> [Problem description]
Count how many lines of the material below have the word "title" and give only the number.
++++ Supplied data ++++
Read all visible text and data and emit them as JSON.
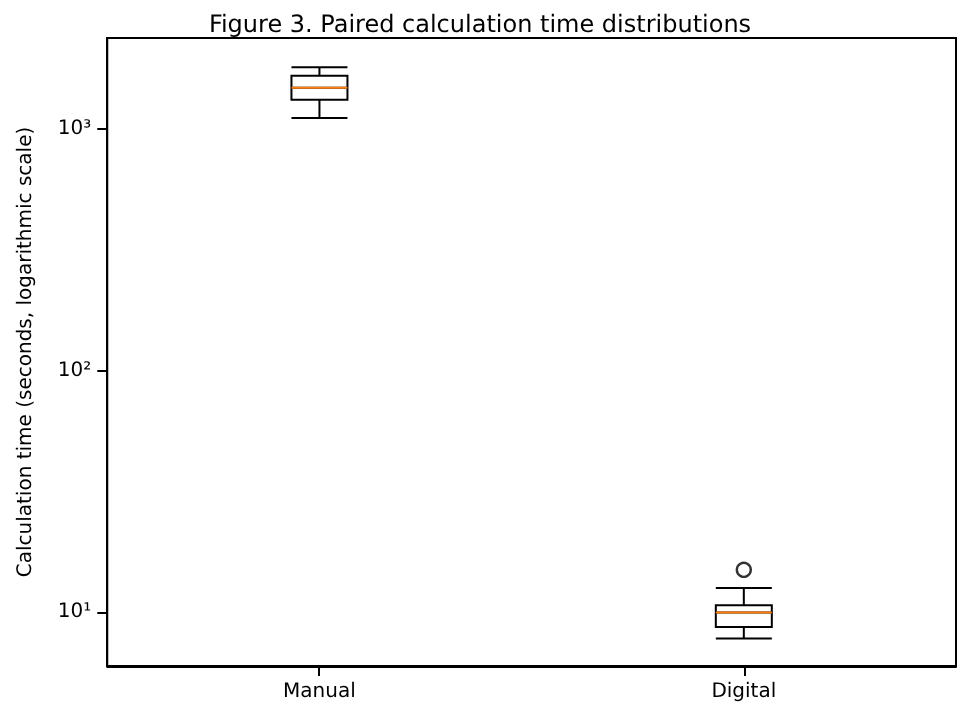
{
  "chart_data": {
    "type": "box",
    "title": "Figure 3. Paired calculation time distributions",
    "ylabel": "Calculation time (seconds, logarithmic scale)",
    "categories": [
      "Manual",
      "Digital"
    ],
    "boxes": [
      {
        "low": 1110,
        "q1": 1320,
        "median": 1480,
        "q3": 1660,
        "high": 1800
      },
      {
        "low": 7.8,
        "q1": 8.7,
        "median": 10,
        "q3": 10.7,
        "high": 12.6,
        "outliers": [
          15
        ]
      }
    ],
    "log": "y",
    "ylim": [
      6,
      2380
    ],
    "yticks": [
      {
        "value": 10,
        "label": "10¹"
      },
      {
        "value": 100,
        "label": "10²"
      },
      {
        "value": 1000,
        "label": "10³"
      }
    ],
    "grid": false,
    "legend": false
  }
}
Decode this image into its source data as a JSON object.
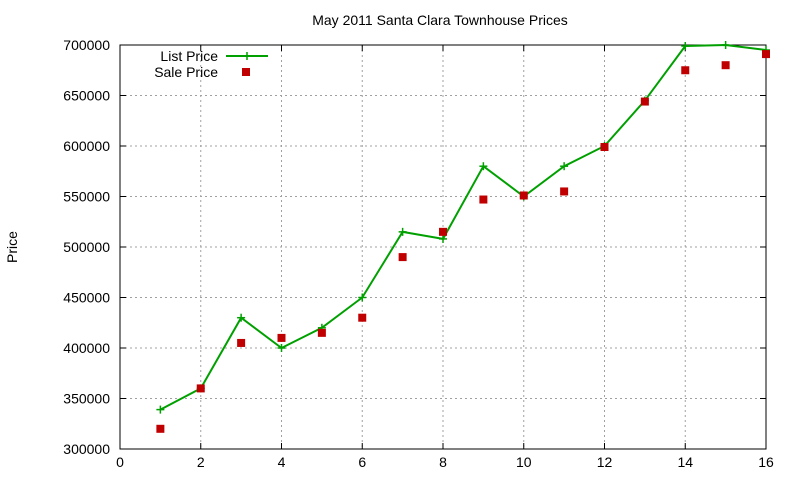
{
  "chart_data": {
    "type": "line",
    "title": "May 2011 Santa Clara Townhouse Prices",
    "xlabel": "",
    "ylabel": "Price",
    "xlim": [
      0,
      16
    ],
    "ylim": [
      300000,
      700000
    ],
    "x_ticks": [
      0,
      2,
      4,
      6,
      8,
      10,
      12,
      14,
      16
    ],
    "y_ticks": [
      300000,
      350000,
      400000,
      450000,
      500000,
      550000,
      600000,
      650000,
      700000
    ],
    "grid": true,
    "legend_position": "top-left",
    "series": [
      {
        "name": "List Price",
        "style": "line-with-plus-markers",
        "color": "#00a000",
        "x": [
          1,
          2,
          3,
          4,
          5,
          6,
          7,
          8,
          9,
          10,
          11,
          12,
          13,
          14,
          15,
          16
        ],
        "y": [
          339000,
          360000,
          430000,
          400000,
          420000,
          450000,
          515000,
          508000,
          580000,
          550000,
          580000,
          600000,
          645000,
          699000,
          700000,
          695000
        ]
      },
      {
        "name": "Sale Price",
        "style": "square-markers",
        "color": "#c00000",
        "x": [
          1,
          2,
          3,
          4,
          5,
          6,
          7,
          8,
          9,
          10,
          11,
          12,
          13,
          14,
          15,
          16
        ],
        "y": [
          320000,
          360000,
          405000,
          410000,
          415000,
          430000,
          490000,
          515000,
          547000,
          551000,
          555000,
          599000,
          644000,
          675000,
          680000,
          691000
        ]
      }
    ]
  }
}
++++
> [The completed task]
2